* _REQUIREMENTS_: Select lines where the word "Bpost" appears.

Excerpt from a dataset
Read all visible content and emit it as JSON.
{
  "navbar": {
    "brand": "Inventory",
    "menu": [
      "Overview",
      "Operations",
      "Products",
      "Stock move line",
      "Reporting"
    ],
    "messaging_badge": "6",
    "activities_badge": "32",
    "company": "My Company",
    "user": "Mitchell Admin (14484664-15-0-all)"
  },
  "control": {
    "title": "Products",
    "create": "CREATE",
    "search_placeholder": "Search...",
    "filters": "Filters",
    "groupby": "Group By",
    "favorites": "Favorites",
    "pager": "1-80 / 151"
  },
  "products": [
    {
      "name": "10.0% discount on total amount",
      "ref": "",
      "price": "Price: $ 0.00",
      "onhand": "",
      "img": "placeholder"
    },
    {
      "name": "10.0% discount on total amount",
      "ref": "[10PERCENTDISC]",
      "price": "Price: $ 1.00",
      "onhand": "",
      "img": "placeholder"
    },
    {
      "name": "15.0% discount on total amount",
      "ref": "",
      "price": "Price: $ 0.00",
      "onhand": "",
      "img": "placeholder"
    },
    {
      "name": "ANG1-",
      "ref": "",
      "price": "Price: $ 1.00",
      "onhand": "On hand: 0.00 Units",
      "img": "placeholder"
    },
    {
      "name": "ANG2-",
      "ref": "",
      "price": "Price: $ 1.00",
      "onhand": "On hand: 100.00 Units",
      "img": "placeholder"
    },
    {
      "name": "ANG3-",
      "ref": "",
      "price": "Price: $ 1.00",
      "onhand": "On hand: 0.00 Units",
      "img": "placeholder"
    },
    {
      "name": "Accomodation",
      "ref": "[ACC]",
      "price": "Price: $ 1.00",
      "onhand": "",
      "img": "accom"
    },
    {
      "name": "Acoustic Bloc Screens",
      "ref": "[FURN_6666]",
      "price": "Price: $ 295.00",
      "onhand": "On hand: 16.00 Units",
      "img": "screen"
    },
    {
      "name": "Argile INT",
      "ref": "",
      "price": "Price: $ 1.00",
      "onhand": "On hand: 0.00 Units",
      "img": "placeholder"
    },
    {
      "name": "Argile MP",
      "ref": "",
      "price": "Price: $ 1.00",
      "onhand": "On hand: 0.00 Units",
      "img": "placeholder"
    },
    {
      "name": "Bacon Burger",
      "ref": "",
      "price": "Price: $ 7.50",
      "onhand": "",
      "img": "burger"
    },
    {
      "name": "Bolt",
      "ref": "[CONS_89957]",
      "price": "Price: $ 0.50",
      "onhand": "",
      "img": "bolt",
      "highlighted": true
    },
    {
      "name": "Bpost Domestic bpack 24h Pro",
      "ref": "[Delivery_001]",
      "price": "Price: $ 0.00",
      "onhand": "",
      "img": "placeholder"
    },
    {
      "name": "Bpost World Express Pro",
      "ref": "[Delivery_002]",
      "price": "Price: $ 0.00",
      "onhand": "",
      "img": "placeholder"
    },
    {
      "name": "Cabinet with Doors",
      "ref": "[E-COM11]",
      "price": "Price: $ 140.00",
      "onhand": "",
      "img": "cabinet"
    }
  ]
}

* _RESPONSE TO THE EXERCISE_:
      "name": "Bpost Domestic bpack 24h Pro",
      "name": "Bpost World Express Pro",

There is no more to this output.